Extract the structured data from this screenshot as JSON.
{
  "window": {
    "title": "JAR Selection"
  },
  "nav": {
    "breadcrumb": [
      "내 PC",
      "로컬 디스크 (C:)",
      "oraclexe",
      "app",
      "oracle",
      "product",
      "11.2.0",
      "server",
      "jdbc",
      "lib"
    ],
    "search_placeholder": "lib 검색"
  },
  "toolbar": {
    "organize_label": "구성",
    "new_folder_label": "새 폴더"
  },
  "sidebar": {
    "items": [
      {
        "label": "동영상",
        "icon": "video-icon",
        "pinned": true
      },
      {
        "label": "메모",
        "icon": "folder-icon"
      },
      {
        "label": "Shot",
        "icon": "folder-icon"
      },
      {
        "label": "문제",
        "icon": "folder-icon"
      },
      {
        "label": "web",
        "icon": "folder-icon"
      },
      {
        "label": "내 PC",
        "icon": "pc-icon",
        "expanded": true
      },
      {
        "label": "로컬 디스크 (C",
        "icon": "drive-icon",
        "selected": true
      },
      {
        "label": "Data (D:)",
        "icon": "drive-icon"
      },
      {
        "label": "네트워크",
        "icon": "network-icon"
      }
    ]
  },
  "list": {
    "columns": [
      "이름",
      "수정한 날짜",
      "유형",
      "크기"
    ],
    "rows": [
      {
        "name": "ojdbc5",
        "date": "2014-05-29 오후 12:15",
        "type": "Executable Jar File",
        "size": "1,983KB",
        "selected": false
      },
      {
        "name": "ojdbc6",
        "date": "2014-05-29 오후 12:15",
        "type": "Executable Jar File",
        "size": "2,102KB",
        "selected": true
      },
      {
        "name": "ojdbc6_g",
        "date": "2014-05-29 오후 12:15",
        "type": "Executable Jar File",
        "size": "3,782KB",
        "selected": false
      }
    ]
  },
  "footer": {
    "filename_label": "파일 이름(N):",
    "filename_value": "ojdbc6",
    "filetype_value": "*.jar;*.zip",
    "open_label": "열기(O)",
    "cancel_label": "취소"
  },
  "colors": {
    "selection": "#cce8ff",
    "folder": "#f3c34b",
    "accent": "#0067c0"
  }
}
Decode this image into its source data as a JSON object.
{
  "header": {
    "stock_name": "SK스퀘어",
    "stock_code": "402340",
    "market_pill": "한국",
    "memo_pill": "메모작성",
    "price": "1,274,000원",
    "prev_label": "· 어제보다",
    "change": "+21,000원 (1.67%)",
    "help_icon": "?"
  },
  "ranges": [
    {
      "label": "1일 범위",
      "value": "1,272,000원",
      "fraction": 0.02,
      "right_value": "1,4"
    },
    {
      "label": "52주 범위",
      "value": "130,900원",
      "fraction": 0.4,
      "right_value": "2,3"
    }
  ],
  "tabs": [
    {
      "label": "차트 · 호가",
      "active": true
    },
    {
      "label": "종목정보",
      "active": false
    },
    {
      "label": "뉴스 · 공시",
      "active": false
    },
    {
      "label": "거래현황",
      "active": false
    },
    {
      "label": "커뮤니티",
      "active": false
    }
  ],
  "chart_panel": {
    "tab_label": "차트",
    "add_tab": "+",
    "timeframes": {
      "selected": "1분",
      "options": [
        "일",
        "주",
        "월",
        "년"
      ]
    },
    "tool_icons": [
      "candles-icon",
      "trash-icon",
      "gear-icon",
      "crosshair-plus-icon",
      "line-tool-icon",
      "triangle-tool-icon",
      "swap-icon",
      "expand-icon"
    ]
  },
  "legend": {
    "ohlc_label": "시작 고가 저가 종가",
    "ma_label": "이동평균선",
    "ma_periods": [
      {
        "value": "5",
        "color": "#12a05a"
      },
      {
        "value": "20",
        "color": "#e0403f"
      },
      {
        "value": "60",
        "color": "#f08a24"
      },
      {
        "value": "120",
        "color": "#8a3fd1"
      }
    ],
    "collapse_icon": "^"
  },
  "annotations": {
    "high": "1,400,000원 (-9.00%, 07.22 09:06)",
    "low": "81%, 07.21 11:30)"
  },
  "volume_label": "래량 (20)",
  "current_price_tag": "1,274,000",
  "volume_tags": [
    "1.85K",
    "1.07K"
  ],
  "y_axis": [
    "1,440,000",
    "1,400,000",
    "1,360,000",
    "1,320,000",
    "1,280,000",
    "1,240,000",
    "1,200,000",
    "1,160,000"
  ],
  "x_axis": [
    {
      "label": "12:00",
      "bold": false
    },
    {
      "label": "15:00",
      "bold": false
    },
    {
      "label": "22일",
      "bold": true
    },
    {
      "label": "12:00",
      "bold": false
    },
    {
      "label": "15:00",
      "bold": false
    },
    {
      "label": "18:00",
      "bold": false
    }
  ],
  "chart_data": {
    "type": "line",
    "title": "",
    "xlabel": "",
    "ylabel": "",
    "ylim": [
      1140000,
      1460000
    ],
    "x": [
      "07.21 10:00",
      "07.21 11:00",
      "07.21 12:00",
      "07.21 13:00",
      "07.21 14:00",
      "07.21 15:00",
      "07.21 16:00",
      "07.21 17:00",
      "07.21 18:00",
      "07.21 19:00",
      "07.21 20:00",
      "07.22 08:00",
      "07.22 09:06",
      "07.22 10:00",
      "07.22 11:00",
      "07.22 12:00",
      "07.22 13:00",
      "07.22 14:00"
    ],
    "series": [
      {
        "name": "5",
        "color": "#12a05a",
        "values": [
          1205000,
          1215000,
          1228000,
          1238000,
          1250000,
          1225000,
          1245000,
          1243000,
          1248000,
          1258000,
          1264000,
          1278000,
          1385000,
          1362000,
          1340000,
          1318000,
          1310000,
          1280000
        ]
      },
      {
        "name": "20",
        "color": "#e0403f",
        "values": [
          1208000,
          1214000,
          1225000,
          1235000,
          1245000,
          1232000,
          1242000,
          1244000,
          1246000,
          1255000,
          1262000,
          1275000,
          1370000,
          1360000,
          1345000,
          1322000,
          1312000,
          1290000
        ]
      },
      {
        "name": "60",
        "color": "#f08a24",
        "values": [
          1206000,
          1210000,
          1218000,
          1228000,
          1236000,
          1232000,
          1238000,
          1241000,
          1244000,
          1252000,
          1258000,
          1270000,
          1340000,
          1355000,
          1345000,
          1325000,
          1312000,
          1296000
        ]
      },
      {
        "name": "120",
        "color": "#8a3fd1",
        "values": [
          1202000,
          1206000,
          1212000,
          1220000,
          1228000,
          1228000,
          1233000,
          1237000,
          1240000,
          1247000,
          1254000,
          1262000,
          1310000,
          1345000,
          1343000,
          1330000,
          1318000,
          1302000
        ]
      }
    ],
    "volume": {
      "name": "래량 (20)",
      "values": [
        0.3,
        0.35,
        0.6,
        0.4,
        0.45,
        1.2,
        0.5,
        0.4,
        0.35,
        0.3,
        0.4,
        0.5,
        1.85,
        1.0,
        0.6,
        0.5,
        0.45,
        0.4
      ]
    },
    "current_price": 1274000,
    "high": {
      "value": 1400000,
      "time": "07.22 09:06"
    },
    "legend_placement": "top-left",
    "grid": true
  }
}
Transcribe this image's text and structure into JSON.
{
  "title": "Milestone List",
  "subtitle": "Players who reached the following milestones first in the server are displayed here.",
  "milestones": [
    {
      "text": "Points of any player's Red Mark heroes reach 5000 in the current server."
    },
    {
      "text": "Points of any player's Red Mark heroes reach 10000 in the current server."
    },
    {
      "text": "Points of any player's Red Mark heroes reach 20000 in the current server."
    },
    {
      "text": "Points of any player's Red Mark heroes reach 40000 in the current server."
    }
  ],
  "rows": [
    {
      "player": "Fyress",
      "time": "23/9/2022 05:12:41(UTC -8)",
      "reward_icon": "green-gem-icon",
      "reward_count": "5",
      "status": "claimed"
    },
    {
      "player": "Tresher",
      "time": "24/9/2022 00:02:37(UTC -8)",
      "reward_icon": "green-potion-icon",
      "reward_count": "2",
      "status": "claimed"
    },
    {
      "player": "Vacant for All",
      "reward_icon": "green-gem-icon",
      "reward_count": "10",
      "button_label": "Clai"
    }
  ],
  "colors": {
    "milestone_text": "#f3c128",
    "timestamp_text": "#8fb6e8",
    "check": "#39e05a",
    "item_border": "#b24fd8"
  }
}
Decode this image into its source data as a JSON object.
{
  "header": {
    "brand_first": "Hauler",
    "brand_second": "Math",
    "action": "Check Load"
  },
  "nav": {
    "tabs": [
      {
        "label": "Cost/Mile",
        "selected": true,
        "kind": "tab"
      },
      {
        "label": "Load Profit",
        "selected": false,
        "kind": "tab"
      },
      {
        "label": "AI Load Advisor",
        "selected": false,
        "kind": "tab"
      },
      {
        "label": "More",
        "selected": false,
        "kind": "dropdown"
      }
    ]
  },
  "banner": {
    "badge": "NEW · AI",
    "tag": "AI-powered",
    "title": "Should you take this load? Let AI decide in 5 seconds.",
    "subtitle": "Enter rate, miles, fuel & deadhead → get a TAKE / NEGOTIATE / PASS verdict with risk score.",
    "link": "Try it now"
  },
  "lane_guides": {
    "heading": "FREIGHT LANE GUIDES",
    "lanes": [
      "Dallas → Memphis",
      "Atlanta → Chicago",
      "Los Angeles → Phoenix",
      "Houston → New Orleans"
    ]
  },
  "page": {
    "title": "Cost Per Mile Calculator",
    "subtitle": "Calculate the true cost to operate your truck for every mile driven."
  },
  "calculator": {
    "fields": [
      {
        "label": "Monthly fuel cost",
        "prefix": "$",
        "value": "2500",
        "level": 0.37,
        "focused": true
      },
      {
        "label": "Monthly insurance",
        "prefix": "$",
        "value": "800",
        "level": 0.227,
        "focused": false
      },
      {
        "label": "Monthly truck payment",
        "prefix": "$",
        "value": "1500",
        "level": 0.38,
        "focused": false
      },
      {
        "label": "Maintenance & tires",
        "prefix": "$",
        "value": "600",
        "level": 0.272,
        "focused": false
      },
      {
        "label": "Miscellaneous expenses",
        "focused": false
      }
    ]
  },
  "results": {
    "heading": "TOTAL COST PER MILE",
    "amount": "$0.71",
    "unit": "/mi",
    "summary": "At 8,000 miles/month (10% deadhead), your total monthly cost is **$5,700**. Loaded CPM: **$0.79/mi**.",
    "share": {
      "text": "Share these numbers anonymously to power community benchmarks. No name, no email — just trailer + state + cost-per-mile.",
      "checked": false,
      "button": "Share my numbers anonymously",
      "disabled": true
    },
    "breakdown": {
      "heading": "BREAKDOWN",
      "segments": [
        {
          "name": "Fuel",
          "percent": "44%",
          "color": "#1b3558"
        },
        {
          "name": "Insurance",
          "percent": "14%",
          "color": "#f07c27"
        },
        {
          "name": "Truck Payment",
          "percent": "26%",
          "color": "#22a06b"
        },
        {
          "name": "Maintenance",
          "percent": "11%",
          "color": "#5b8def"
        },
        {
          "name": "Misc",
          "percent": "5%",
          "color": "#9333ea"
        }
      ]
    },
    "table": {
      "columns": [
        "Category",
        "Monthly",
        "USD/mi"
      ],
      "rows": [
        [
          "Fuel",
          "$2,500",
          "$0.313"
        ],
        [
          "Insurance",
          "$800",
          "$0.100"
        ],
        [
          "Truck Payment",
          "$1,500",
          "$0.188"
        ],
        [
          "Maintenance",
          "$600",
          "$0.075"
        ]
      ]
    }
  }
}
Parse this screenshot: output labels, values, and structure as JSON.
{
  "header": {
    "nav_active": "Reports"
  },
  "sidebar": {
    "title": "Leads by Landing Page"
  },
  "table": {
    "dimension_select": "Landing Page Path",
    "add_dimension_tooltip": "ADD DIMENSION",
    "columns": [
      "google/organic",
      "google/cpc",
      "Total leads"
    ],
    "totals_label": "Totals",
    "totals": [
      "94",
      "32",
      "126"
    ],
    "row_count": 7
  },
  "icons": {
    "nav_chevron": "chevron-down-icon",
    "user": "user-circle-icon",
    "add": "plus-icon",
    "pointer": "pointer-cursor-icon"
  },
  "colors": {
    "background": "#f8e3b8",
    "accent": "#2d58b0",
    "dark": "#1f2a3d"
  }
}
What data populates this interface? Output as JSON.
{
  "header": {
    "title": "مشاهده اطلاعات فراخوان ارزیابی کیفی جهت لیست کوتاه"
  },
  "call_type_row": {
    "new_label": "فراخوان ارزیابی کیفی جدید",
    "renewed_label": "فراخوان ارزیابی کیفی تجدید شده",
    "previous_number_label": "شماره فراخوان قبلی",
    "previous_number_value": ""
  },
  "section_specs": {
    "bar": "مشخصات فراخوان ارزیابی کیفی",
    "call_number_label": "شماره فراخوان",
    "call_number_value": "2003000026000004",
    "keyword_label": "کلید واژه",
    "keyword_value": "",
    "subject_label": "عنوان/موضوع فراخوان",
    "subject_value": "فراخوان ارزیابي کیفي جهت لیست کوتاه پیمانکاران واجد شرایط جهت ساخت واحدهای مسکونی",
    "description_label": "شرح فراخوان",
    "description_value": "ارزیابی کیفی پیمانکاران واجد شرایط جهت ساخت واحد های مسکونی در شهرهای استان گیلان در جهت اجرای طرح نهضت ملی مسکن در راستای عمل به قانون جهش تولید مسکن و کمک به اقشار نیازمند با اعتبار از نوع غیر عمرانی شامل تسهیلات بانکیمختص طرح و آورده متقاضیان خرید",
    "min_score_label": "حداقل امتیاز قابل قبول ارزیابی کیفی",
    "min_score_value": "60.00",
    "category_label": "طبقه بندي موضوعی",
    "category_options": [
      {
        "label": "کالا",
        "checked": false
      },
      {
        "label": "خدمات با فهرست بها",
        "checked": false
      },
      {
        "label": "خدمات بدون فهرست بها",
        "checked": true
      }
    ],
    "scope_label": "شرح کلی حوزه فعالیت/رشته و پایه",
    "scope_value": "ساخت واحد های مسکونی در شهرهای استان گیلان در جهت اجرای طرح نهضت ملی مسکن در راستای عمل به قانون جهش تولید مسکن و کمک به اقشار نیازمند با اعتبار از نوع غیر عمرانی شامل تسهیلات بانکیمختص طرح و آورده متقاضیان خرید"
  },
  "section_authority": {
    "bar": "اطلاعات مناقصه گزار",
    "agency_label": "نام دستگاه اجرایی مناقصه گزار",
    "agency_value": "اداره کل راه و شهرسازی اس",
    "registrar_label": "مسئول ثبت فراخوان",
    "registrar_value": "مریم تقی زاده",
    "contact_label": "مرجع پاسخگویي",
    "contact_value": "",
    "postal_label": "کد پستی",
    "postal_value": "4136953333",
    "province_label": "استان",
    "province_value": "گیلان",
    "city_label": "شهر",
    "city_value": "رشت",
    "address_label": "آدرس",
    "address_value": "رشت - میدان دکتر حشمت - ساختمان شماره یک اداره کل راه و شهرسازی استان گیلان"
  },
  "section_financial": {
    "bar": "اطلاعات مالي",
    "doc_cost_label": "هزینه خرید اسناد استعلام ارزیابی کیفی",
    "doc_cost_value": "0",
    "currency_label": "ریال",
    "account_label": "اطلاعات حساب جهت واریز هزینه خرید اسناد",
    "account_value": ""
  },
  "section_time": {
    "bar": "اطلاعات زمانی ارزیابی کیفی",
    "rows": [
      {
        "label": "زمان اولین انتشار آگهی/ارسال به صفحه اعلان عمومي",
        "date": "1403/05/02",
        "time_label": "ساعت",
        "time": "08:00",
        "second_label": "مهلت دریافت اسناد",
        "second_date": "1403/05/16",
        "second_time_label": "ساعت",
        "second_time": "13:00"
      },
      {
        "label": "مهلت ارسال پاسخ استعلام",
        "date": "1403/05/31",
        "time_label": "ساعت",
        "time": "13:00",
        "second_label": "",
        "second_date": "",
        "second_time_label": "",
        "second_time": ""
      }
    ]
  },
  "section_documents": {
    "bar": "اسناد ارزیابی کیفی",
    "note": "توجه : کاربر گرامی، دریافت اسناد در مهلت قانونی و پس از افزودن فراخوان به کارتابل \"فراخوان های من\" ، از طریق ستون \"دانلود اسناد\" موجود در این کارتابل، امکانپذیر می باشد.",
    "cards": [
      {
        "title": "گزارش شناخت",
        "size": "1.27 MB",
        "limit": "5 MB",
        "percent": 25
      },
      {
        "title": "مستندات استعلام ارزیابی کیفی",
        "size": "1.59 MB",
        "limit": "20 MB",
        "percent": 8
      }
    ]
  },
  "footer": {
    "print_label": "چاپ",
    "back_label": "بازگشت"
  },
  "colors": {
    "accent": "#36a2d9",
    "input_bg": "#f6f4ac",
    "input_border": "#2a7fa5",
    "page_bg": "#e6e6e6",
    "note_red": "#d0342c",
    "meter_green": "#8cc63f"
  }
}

☆ ☆ ☆ ☆ ☆

Problem details: Where a line in the material above holds "subtitle", copy that line.

Task output:
  "subtitle": "Players who reached the following milestones first in the server are displayed here.",
    "subtitle": "Enter rate, miles, fuel & deadhead → get a TAKE / NEGOTIATE / PASS verdict with risk score.",
    "subtitle": "Calculate the true cost to operate your truck for every mile driven."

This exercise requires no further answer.